Supplied material:
⟨

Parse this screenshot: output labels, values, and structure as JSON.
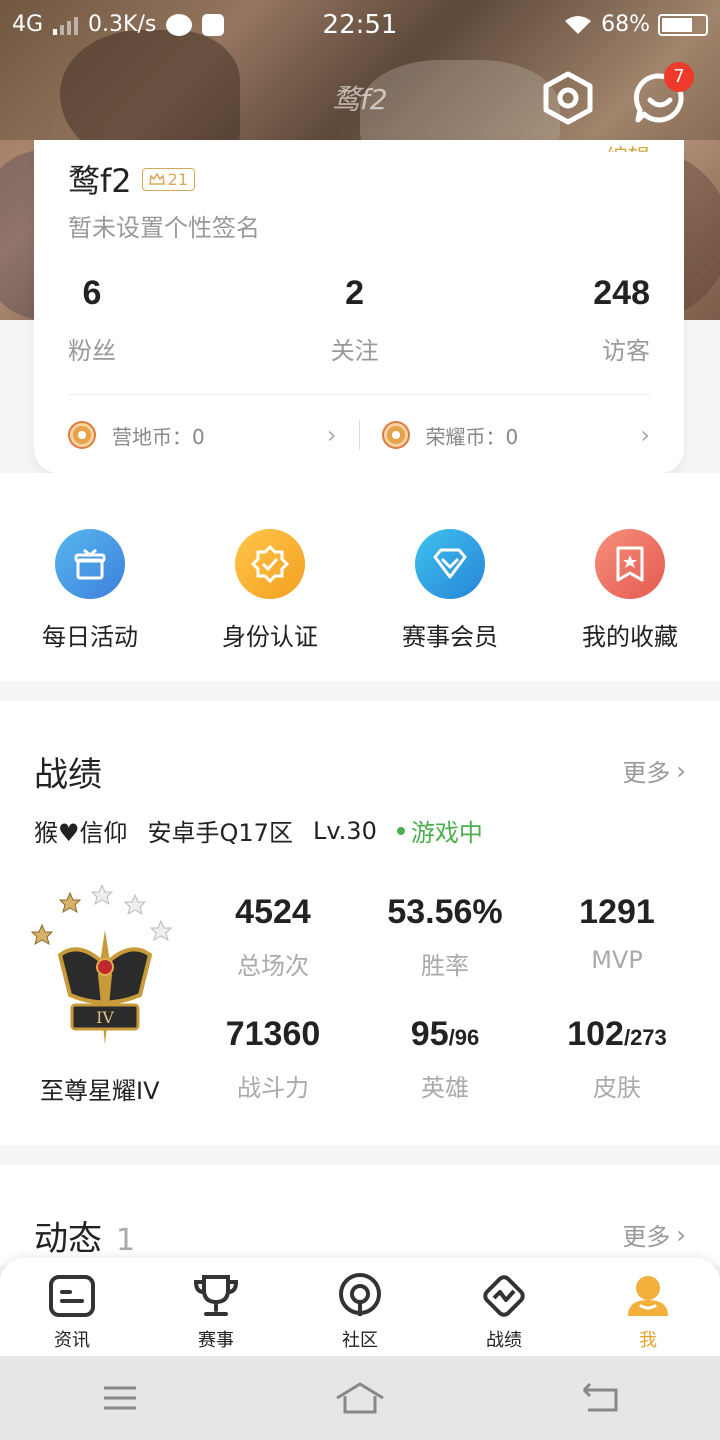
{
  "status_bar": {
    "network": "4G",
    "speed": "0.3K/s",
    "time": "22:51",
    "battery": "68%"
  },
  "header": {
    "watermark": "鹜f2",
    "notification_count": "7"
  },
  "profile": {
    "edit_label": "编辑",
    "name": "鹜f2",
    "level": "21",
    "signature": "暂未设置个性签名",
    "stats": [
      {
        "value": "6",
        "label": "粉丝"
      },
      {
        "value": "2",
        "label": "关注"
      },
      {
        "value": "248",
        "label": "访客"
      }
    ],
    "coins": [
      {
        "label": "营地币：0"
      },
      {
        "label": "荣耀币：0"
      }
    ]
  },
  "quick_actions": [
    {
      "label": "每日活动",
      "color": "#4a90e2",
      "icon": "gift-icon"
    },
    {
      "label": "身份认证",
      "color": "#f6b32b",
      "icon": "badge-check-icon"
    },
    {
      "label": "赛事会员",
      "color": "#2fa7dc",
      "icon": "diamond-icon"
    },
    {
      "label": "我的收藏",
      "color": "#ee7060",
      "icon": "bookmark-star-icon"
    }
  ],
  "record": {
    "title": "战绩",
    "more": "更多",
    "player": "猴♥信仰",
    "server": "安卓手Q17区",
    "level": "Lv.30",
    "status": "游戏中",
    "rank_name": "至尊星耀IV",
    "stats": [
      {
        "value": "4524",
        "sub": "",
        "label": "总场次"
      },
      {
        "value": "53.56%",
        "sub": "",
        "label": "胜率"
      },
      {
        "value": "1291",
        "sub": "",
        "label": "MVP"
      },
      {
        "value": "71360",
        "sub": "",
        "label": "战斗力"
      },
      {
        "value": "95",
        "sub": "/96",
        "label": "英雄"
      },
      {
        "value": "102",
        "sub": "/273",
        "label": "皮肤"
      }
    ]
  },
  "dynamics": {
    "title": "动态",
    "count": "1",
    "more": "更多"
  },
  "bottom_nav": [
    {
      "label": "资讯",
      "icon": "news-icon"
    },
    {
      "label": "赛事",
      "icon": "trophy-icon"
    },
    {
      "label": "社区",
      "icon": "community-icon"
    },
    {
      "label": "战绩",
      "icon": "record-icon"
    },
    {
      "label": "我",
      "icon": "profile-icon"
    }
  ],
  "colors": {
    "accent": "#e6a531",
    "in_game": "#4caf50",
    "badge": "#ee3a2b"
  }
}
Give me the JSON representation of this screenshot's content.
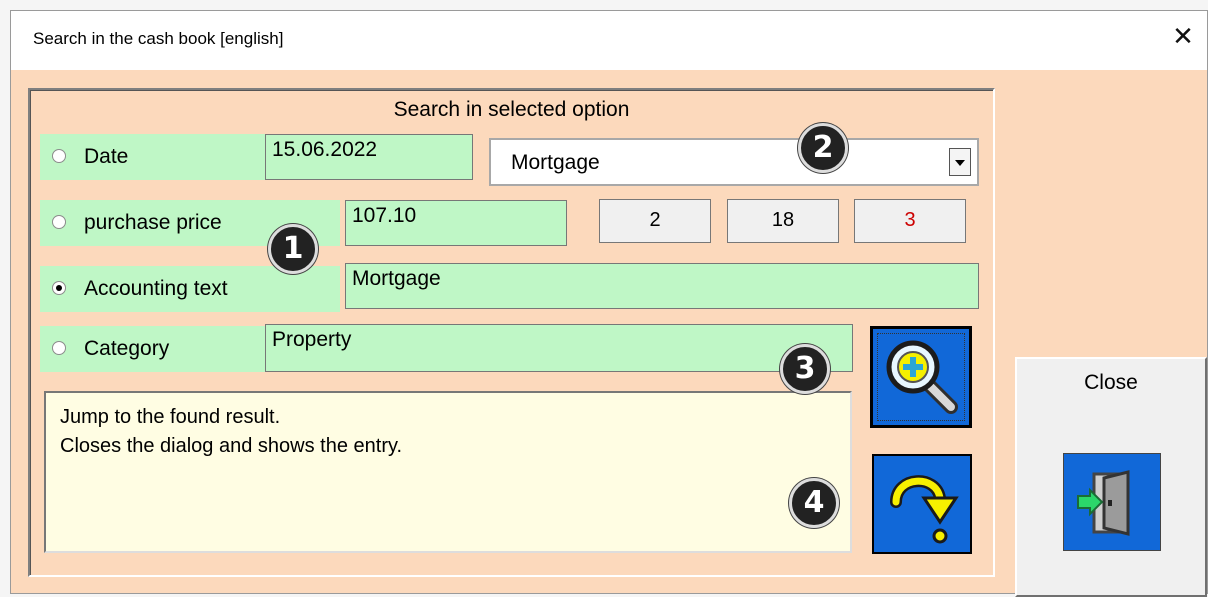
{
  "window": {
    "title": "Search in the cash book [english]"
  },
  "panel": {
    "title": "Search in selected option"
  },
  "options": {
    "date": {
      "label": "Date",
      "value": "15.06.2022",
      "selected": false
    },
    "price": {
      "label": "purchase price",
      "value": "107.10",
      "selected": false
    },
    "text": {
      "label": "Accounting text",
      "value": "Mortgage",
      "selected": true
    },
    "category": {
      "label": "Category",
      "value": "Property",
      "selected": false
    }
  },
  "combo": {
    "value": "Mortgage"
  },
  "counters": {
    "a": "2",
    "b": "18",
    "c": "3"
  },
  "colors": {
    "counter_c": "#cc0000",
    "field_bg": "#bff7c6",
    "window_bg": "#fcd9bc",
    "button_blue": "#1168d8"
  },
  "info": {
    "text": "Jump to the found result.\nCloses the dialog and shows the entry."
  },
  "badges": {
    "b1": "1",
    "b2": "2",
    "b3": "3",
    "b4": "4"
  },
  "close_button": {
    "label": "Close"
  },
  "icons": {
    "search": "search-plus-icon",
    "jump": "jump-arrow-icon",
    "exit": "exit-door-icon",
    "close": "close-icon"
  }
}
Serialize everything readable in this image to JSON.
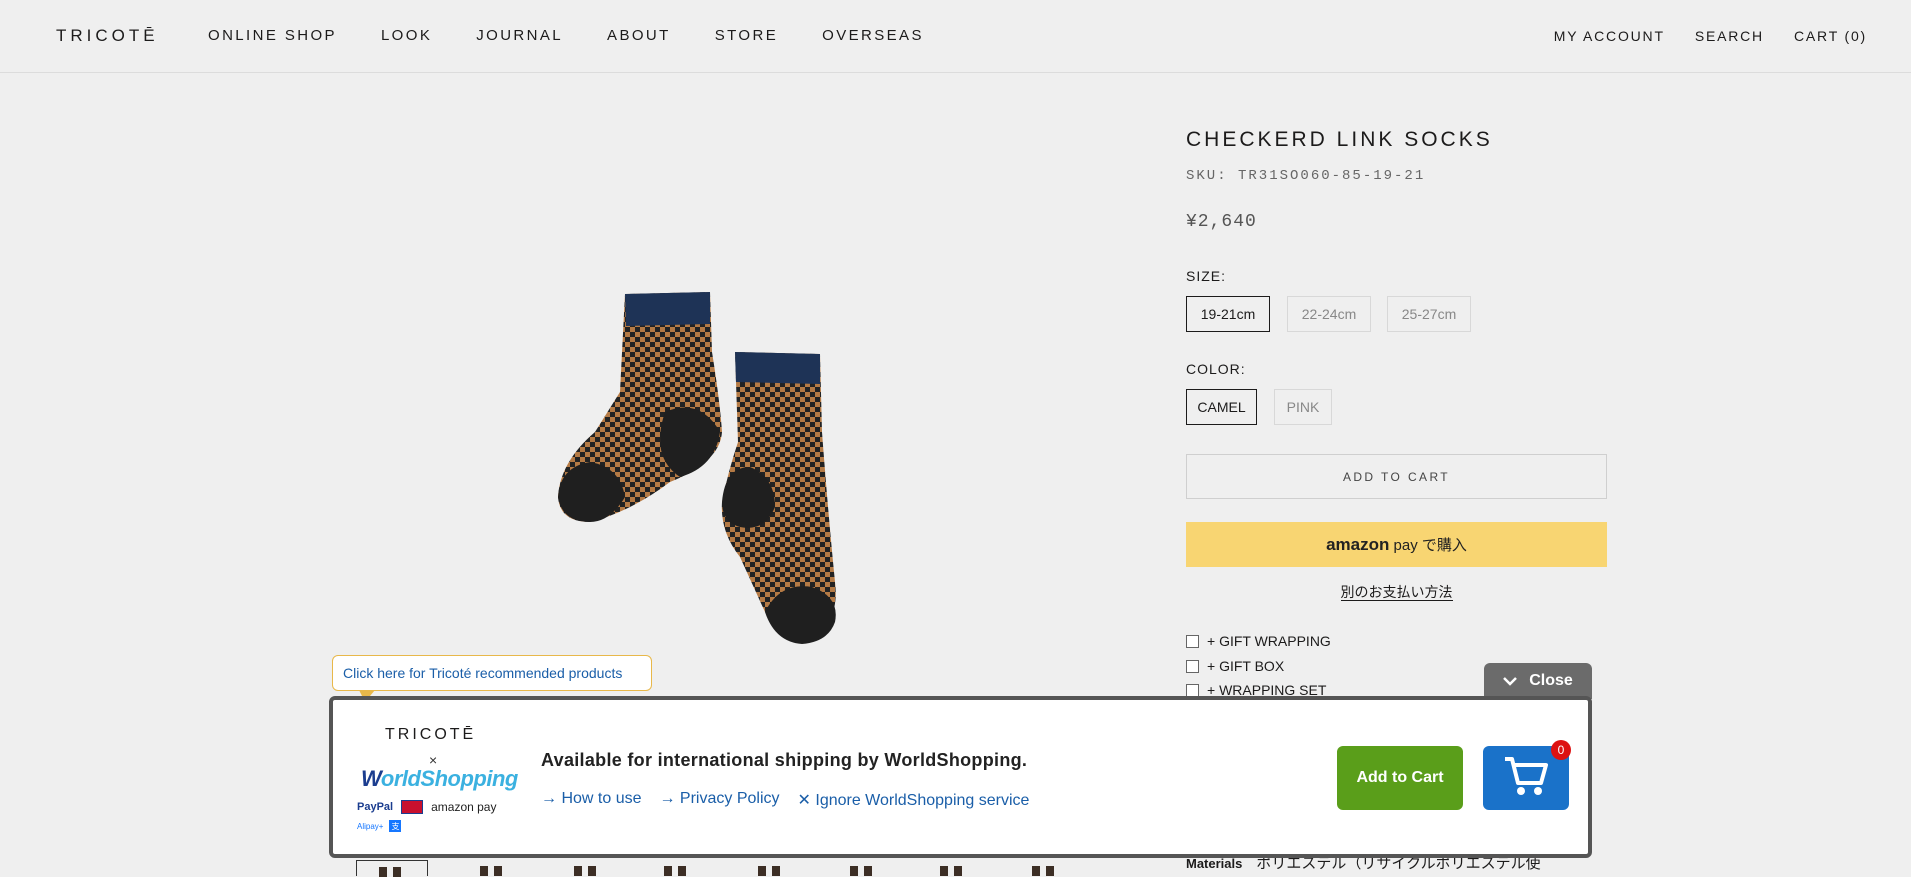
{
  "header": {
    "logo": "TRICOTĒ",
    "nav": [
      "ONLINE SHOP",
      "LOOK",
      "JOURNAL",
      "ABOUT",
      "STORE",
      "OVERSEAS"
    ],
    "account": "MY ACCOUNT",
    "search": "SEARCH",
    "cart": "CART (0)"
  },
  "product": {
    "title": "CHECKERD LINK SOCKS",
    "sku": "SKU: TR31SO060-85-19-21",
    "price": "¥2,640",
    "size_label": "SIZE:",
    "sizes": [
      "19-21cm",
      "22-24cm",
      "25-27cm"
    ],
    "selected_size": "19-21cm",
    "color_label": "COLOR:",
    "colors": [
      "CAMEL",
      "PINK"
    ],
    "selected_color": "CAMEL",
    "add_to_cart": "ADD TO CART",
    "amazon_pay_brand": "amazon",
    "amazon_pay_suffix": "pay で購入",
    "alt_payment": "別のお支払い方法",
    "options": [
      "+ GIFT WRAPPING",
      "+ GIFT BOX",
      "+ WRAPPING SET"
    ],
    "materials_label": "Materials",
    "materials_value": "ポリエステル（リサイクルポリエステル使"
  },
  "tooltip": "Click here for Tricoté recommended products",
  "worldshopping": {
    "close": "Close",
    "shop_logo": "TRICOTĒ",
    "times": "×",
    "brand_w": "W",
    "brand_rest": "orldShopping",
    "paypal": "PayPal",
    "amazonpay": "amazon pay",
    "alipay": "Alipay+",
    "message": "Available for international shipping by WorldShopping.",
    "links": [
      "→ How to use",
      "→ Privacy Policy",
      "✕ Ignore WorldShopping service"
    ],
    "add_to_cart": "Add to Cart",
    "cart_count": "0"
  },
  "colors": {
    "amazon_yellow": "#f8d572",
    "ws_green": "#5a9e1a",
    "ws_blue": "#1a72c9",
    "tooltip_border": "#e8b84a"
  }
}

⟩

What the task requires: Leave out the pictures and transcribe the entries above exactly.

Task result:
Parse this screenshot: output labels, values, and structure as JSON.
{
  "status_bar": {
    "network": "4G",
    "speed": "0.3K/s",
    "time": "22:51",
    "battery": "68%"
  },
  "header": {
    "watermark": "鹜f2",
    "notification_count": "7"
  },
  "profile": {
    "edit_label": "编辑",
    "name": "鹜f2",
    "level": "21",
    "signature": "暂未设置个性签名",
    "stats": [
      {
        "value": "6",
        "label": "粉丝"
      },
      {
        "value": "2",
        "label": "关注"
      },
      {
        "value": "248",
        "label": "访客"
      }
    ],
    "coins": [
      {
        "label": "营地币：0"
      },
      {
        "label": "荣耀币：0"
      }
    ]
  },
  "quick_actions": [
    {
      "label": "每日活动",
      "color": "#4a90e2",
      "icon": "gift-icon"
    },
    {
      "label": "身份认证",
      "color": "#f6b32b",
      "icon": "badge-check-icon"
    },
    {
      "label": "赛事会员",
      "color": "#2fa7dc",
      "icon": "diamond-icon"
    },
    {
      "label": "我的收藏",
      "color": "#ee7060",
      "icon": "bookmark-star-icon"
    }
  ],
  "record": {
    "title": "战绩",
    "more": "更多",
    "player": "猴♥信仰",
    "server": "安卓手Q17区",
    "level": "Lv.30",
    "status": "游戏中",
    "rank_name": "至尊星耀IV",
    "stats": [
      {
        "value": "4524",
        "sub": "",
        "label": "总场次"
      },
      {
        "value": "53.56%",
        "sub": "",
        "label": "胜率"
      },
      {
        "value": "1291",
        "sub": "",
        "label": "MVP"
      },
      {
        "value": "71360",
        "sub": "",
        "label": "战斗力"
      },
      {
        "value": "95",
        "sub": "/96",
        "label": "英雄"
      },
      {
        "value": "102",
        "sub": "/273",
        "label": "皮肤"
      }
    ]
  },
  "dynamics": {
    "title": "动态",
    "count": "1",
    "more": "更多"
  },
  "bottom_nav": [
    {
      "label": "资讯",
      "icon": "news-icon"
    },
    {
      "label": "赛事",
      "icon": "trophy-icon"
    },
    {
      "label": "社区",
      "icon": "community-icon"
    },
    {
      "label": "战绩",
      "icon": "record-icon"
    },
    {
      "label": "我",
      "icon": "profile-icon"
    }
  ],
  "colors": {
    "accent": "#e6a531",
    "in_game": "#4caf50",
    "badge": "#ee3a2b"
  }
}
Give me the JSON representation of this screenshot's content.
{
  "window": {
    "title": "Search in the cash book [english]"
  },
  "panel": {
    "title": "Search in selected option"
  },
  "options": {
    "date": {
      "label": "Date",
      "value": "15.06.2022",
      "selected": false
    },
    "price": {
      "label": "purchase price",
      "value": "107.10",
      "selected": false
    },
    "text": {
      "label": "Accounting text",
      "value": "Mortgage",
      "selected": true
    },
    "category": {
      "label": "Category",
      "value": "Property",
      "selected": false
    }
  },
  "combo": {
    "value": "Mortgage"
  },
  "counters": {
    "a": "2",
    "b": "18",
    "c": "3"
  },
  "colors": {
    "counter_c": "#cc0000",
    "field_bg": "#bff7c6",
    "window_bg": "#fcd9bc",
    "button_blue": "#1168d8"
  },
  "info": {
    "text": "Jump to the found result.\nCloses the dialog and shows the entry."
  },
  "badges": {
    "b1": "1",
    "b2": "2",
    "b3": "3",
    "b4": "4"
  },
  "close_button": {
    "label": "Close"
  },
  "icons": {
    "search": "search-plus-icon",
    "jump": "jump-arrow-icon",
    "exit": "exit-door-icon",
    "close": "close-icon"
  }
}
Serialize everything readable in this image to JSON.
{
  "header": {
    "logo": "TRICOTĒ",
    "nav": [
      "ONLINE SHOP",
      "LOOK",
      "JOURNAL",
      "ABOUT",
      "STORE",
      "OVERSEAS"
    ],
    "account": "MY ACCOUNT",
    "search": "SEARCH",
    "cart": "CART (0)"
  },
  "product": {
    "title": "CHECKERD LINK SOCKS",
    "sku": "SKU: TR31SO060-85-19-21",
    "price": "¥2,640",
    "size_label": "SIZE:",
    "sizes": [
      "19-21cm",
      "22-24cm",
      "25-27cm"
    ],
    "selected_size": "19-21cm",
    "color_label": "COLOR:",
    "colors": [
      "CAMEL",
      "PINK"
    ],
    "selected_color": "CAMEL",
    "add_to_cart": "ADD TO CART",
    "amazon_pay_brand": "amazon",
    "amazon_pay_suffix": "pay で購入",
    "alt_payment": "別のお支払い方法",
    "options": [
      "+ GIFT WRAPPING",
      "+ GIFT BOX",
      "+ WRAPPING SET"
    ],
    "materials_label": "Materials",
    "materials_value": "ポリエステル（リサイクルポリエステル使"
  },
  "tooltip": "Click here for Tricoté recommended products",
  "worldshopping": {
    "close": "Close",
    "shop_logo": "TRICOTĒ",
    "times": "×",
    "brand_w": "W",
    "brand_rest": "orldShopping",
    "paypal": "PayPal",
    "amazonpay": "amazon pay",
    "alipay": "Alipay+",
    "message": "Available for international shipping by WorldShopping.",
    "links": [
      "→ How to use",
      "→ Privacy Policy",
      "✕ Ignore WorldShopping service"
    ],
    "add_to_cart": "Add to Cart",
    "cart_count": "0"
  },
  "colors": {
    "amazon_yellow": "#f8d572",
    "ws_green": "#5a9e1a",
    "ws_blue": "#1a72c9",
    "tooltip_border": "#e8b84a"
  }
}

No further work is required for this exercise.